* [BRIEF] Restate all of the data exactly.
------ DATA SHOWN
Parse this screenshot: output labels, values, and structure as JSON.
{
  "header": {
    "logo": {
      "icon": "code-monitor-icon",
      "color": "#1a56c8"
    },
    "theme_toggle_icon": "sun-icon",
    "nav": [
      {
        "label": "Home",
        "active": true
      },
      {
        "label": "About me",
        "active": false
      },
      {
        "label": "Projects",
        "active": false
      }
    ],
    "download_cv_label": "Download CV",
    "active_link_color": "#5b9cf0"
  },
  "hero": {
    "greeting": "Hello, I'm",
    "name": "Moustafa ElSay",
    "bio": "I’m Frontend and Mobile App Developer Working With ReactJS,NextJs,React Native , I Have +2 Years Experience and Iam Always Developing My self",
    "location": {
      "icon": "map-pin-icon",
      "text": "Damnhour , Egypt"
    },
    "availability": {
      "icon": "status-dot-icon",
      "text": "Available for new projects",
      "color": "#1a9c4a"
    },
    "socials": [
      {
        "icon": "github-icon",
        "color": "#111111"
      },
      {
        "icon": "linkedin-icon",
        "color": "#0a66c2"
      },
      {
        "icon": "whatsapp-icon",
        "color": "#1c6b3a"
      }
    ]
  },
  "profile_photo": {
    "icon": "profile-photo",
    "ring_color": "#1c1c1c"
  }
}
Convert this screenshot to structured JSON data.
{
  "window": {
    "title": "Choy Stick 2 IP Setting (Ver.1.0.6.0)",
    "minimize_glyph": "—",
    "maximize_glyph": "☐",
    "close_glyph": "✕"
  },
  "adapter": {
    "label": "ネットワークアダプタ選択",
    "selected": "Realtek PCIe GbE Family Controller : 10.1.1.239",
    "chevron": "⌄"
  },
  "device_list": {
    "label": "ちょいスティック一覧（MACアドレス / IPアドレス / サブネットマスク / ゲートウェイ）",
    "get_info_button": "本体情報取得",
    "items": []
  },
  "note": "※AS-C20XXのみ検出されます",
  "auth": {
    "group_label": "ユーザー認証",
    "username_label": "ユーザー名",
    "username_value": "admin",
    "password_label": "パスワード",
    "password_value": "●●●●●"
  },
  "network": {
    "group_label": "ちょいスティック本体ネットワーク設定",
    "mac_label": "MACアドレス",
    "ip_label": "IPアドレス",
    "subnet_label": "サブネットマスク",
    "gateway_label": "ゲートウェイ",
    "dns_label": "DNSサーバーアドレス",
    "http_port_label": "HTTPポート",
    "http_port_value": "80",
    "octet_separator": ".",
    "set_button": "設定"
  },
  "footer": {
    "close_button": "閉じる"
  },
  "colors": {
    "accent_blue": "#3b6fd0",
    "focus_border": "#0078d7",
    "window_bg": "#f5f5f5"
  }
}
------------
* [REPLY TO THE EXERCISE]
Parse this screenshot: output labels, values, and structure as JSON.
{
  "header": {
    "logo": {
      "icon": "code-monitor-icon",
      "color": "#1a56c8"
    },
    "theme_toggle_icon": "sun-icon",
    "nav": [
      {
        "label": "Home",
        "active": true
      },
      {
        "label": "About me",
        "active": false
      },
      {
        "label": "Projects",
        "active": false
      }
    ],
    "download_cv_label": "Download CV",
    "active_link_color": "#5b9cf0"
  },
  "hero": {
    "greeting": "Hello, I'm",
    "name": "Moustafa ElSay",
    "bio": "I’m Frontend and Mobile App Developer Working With ReactJS,NextJs,React Native , I Have +2 Years Experience and Iam Always Developing My self",
    "location": {
      "icon": "map-pin-icon",
      "text": "Damnhour , Egypt"
    },
    "availability": {
      "icon": "status-dot-icon",
      "text": "Available for new projects",
      "color": "#1a9c4a"
    },
    "socials": [
      {
        "icon": "github-icon",
        "color": "#111111"
      },
      {
        "icon": "linkedin-icon",
        "color": "#0a66c2"
      },
      {
        "icon": "whatsapp-icon",
        "color": "#1c6b3a"
      }
    ]
  },
  "profile_photo": {
    "icon": "profile-photo",
    "ring_color": "#1c1c1c"
  }
}
Convert this screenshot to structured JSON data.
{
  "window": {
    "title": "Choy Stick 2 IP Setting (Ver.1.0.6.0)",
    "minimize_glyph": "—",
    "maximize_glyph": "☐",
    "close_glyph": "✕"
  },
  "adapter": {
    "label": "ネットワークアダプタ選択",
    "selected": "Realtek PCIe GbE Family Controller : 10.1.1.239",
    "chevron": "⌄"
  },
  "device_list": {
    "label": "ちょいスティック一覧（MACアドレス / IPアドレス / サブネットマスク / ゲートウェイ）",
    "get_info_button": "本体情報取得",
    "items": []
  },
  "note": "※AS-C20XXのみ検出されます",
  "auth": {
    "group_label": "ユーザー認証",
    "username_label": "ユーザー名",
    "username_value": "admin",
    "password_label": "パスワード",
    "password_value": "●●●●●"
  },
  "network": {
    "group_label": "ちょいスティック本体ネットワーク設定",
    "mac_label": "MACアドレス",
    "ip_label": "IPアドレス",
    "subnet_label": "サブネットマスク",
    "gateway_label": "ゲートウェイ",
    "dns_label": "DNSサーバーアドレス",
    "http_port_label": "HTTPポート",
    "http_port_value": "80",
    "octet_separator": ".",
    "set_button": "設定"
  },
  "footer": {
    "close_button": "閉じる"
  },
  "colors": {
    "accent_blue": "#3b6fd0",
    "focus_border": "#0078d7",
    "window_bg": "#f5f5f5"
  }
}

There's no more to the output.